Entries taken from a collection
━━━━━━━━━━

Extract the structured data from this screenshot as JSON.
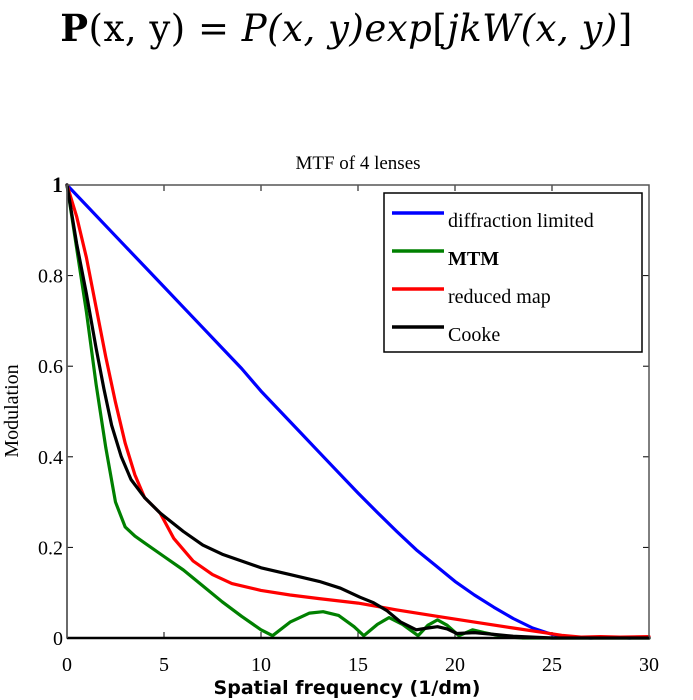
{
  "equation": {
    "lhs_bold": "P",
    "lhs_args": "(x, y)",
    "equals": "=",
    "rhs_func": "P",
    "rhs_args": "(x, y)",
    "rhs_exp": "exp",
    "rhs_bracket_open": "[",
    "rhs_inner": "jkW",
    "rhs_inner_args": "(x, y)",
    "rhs_bracket_close": "]"
  },
  "chart_data": {
    "type": "line",
    "title": "MTF of 4 lenses",
    "xlabel": "Spatial frequency (1/dm)",
    "ylabel": "Modulation",
    "xlim": [
      0,
      30
    ],
    "ylim": [
      0,
      1
    ],
    "xticks": [
      0,
      5,
      10,
      15,
      20,
      25,
      30
    ],
    "xtick_labels": [
      "0",
      "5",
      "10",
      "15",
      "20",
      "25",
      "30"
    ],
    "yticks": [
      0,
      0.2,
      0.4,
      0.6,
      0.8,
      1
    ],
    "ytick_labels": [
      "0",
      "0.2",
      "0.4",
      "0.6",
      "0.8",
      "1"
    ],
    "grid": false,
    "legend_position": "top-right",
    "series": [
      {
        "name": "diffraction limited",
        "color": "#0000ff",
        "x": [
          0,
          1,
          2,
          3,
          4,
          5,
          6,
          7,
          8,
          9,
          10,
          11,
          12,
          13,
          14,
          15,
          16,
          17,
          18,
          19,
          20,
          21,
          22,
          23,
          24,
          25,
          26,
          27,
          28,
          29,
          30
        ],
        "y": [
          1.0,
          0.955,
          0.91,
          0.865,
          0.82,
          0.775,
          0.73,
          0.685,
          0.64,
          0.595,
          0.545,
          0.5,
          0.455,
          0.41,
          0.365,
          0.32,
          0.277,
          0.235,
          0.195,
          0.16,
          0.125,
          0.095,
          0.068,
          0.043,
          0.022,
          0.008,
          0.002,
          0.0,
          0.002,
          0.0,
          0.002
        ]
      },
      {
        "name": "MTM",
        "color": "#008000",
        "x": [
          0,
          0.5,
          1.0,
          1.5,
          2.0,
          2.5,
          3.0,
          3.5,
          4.0,
          5.0,
          6.0,
          7.0,
          8.0,
          9.0,
          10.0,
          10.6,
          11.5,
          12.5,
          13.2,
          14.0,
          14.8,
          15.3,
          16.0,
          16.6,
          17.3,
          18.1,
          18.6,
          19.1,
          19.6,
          20.2,
          20.9,
          21.5,
          22.5,
          23.5,
          30
        ],
        "y": [
          1.0,
          0.86,
          0.72,
          0.56,
          0.42,
          0.3,
          0.245,
          0.225,
          0.21,
          0.18,
          0.15,
          0.115,
          0.08,
          0.048,
          0.018,
          0.005,
          0.035,
          0.055,
          0.058,
          0.05,
          0.025,
          0.005,
          0.03,
          0.045,
          0.03,
          0.005,
          0.028,
          0.04,
          0.028,
          0.005,
          0.018,
          0.012,
          0.003,
          0.0,
          0.0
        ]
      },
      {
        "name": "reduced map",
        "color": "#ff0000",
        "x": [
          0,
          0.5,
          1.0,
          1.5,
          2.0,
          2.5,
          3.0,
          3.5,
          4.0,
          4.8,
          5.5,
          6.5,
          7.5,
          8.5,
          10.0,
          11.5,
          13.0,
          15.0,
          17.0,
          19.2,
          21.0,
          23.0,
          24.4,
          25.5,
          26.5,
          27.5,
          28.5,
          30
        ],
        "y": [
          1.0,
          0.93,
          0.84,
          0.73,
          0.62,
          0.52,
          0.43,
          0.36,
          0.31,
          0.276,
          0.22,
          0.17,
          0.14,
          0.12,
          0.105,
          0.095,
          0.087,
          0.077,
          0.062,
          0.047,
          0.035,
          0.022,
          0.013,
          0.006,
          0.002,
          0.003,
          0.002,
          0.003
        ]
      },
      {
        "name": "Cooke",
        "color": "#000000",
        "x": [
          0,
          0.5,
          1.0,
          1.5,
          1.9,
          2.3,
          2.8,
          3.3,
          4.0,
          4.8,
          6.0,
          7.0,
          8.0,
          9.0,
          10.0,
          11.5,
          13.0,
          14.1,
          15.1,
          15.8,
          16.5,
          17.2,
          18.0,
          18.6,
          19.1,
          19.6,
          20.1,
          21.0,
          22.0,
          23.0,
          24.0,
          25.0,
          30
        ],
        "y": [
          1.0,
          0.87,
          0.76,
          0.64,
          0.55,
          0.47,
          0.4,
          0.35,
          0.31,
          0.276,
          0.235,
          0.205,
          0.185,
          0.17,
          0.155,
          0.14,
          0.125,
          0.11,
          0.09,
          0.078,
          0.06,
          0.035,
          0.018,
          0.022,
          0.025,
          0.02,
          0.01,
          0.012,
          0.008,
          0.004,
          0.002,
          0.0,
          0.0
        ]
      }
    ]
  }
}
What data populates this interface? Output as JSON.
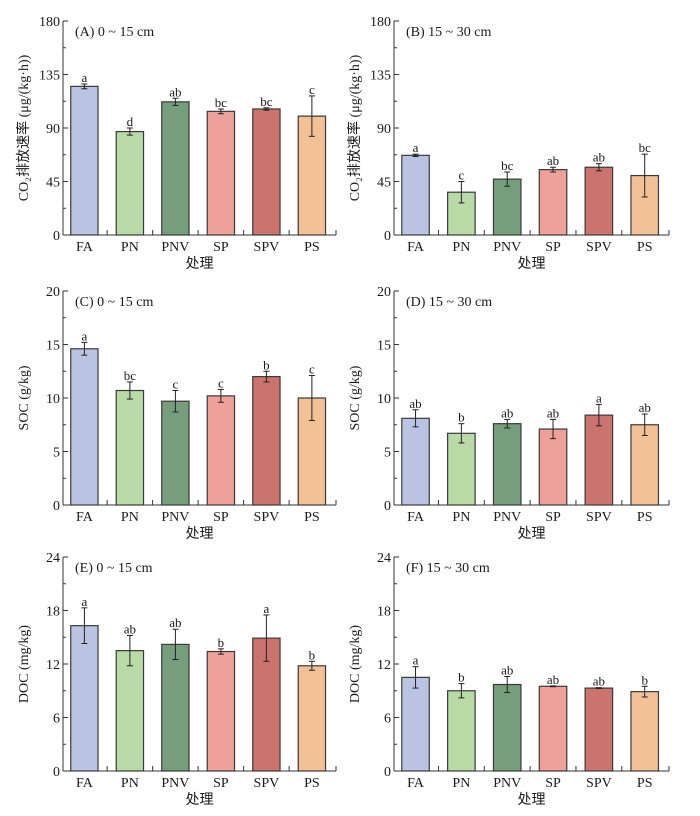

━━━━━━━━━━

• EXERCISE DIRECTIONS:
Omitting all images, retype each line of the records precisely.

• WORKED SOLUTION:
Extract the structured data from this screenshot as JSON.
{
  "equation": {
    "lhs_bold": "P",
    "lhs_args": "(x, y)",
    "equals": "=",
    "rhs_func": "P",
    "rhs_args": "(x, y)",
    "rhs_exp": "exp",
    "rhs_bracket_open": "[",
    "rhs_inner": "jkW",
    "rhs_inner_args": "(x, y)",
    "rhs_bracket_close": "]"
  },
  "chart_data": {
    "type": "line",
    "title": "MTF of 4 lenses",
    "xlabel": "Spatial frequency (1/dm)",
    "ylabel": "Modulation",
    "xlim": [
      0,
      30
    ],
    "ylim": [
      0,
      1
    ],
    "xticks": [
      0,
      5,
      10,
      15,
      20,
      25,
      30
    ],
    "xtick_labels": [
      "0",
      "5",
      "10",
      "15",
      "20",
      "25",
      "30"
    ],
    "yticks": [
      0,
      0.2,
      0.4,
      0.6,
      0.8,
      1
    ],
    "ytick_labels": [
      "0",
      "0.2",
      "0.4",
      "0.6",
      "0.8",
      "1"
    ],
    "grid": false,
    "legend_position": "top-right",
    "series": [
      {
        "name": "diffraction limited",
        "color": "#0000ff",
        "x": [
          0,
          1,
          2,
          3,
          4,
          5,
          6,
          7,
          8,
          9,
          10,
          11,
          12,
          13,
          14,
          15,
          16,
          17,
          18,
          19,
          20,
          21,
          22,
          23,
          24,
          25,
          26,
          27,
          28,
          29,
          30
        ],
        "y": [
          1.0,
          0.955,
          0.91,
          0.865,
          0.82,
          0.775,
          0.73,
          0.685,
          0.64,
          0.595,
          0.545,
          0.5,
          0.455,
          0.41,
          0.365,
          0.32,
          0.277,
          0.235,
          0.195,
          0.16,
          0.125,
          0.095,
          0.068,
          0.043,
          0.022,
          0.008,
          0.002,
          0.0,
          0.002,
          0.0,
          0.002
        ]
      },
      {
        "name": "MTM",
        "color": "#008000",
        "x": [
          0,
          0.5,
          1.0,
          1.5,
          2.0,
          2.5,
          3.0,
          3.5,
          4.0,
          5.0,
          6.0,
          7.0,
          8.0,
          9.0,
          10.0,
          10.6,
          11.5,
          12.5,
          13.2,
          14.0,
          14.8,
          15.3,
          16.0,
          16.6,
          17.3,
          18.1,
          18.6,
          19.1,
          19.6,
          20.2,
          20.9,
          21.5,
          22.5,
          23.5,
          30
        ],
        "y": [
          1.0,
          0.86,
          0.72,
          0.56,
          0.42,
          0.3,
          0.245,
          0.225,
          0.21,
          0.18,
          0.15,
          0.115,
          0.08,
          0.048,
          0.018,
          0.005,
          0.035,
          0.055,
          0.058,
          0.05,
          0.025,
          0.005,
          0.03,
          0.045,
          0.03,
          0.005,
          0.028,
          0.04,
          0.028,
          0.005,
          0.018,
          0.012,
          0.003,
          0.0,
          0.0
        ]
      },
      {
        "name": "reduced map",
        "color": "#ff0000",
        "x": [
          0,
          0.5,
          1.0,
          1.5,
          2.0,
          2.5,
          3.0,
          3.5,
          4.0,
          4.8,
          5.5,
          6.5,
          7.5,
          8.5,
          10.0,
          11.5,
          13.0,
          15.0,
          17.0,
          19.2,
          21.0,
          23.0,
          24.4,
          25.5,
          26.5,
          27.5,
          28.5,
          30
        ],
        "y": [
          1.0,
          0.93,
          0.84,
          0.73,
          0.62,
          0.52,
          0.43,
          0.36,
          0.31,
          0.276,
          0.22,
          0.17,
          0.14,
          0.12,
          0.105,
          0.095,
          0.087,
          0.077,
          0.062,
          0.047,
          0.035,
          0.022,
          0.013,
          0.006,
          0.002,
          0.003,
          0.002,
          0.003
        ]
      },
      {
        "name": "Cooke",
        "color": "#000000",
        "x": [
          0,
          0.5,
          1.0,
          1.5,
          1.9,
          2.3,
          2.8,
          3.3,
          4.0,
          4.8,
          6.0,
          7.0,
          8.0,
          9.0,
          10.0,
          11.5,
          13.0,
          14.1,
          15.1,
          15.8,
          16.5,
          17.2,
          18.0,
          18.6,
          19.1,
          19.6,
          20.1,
          21.0,
          22.0,
          23.0,
          24.0,
          25.0,
          30
        ],
        "y": [
          1.0,
          0.87,
          0.76,
          0.64,
          0.55,
          0.47,
          0.4,
          0.35,
          0.31,
          0.276,
          0.235,
          0.205,
          0.185,
          0.17,
          0.155,
          0.14,
          0.125,
          0.11,
          0.09,
          0.078,
          0.06,
          0.035,
          0.018,
          0.022,
          0.025,
          0.02,
          0.01,
          0.012,
          0.008,
          0.004,
          0.002,
          0.0,
          0.0
        ]
      }
    ]
  }
}
What data populates this interface? Output as JSON.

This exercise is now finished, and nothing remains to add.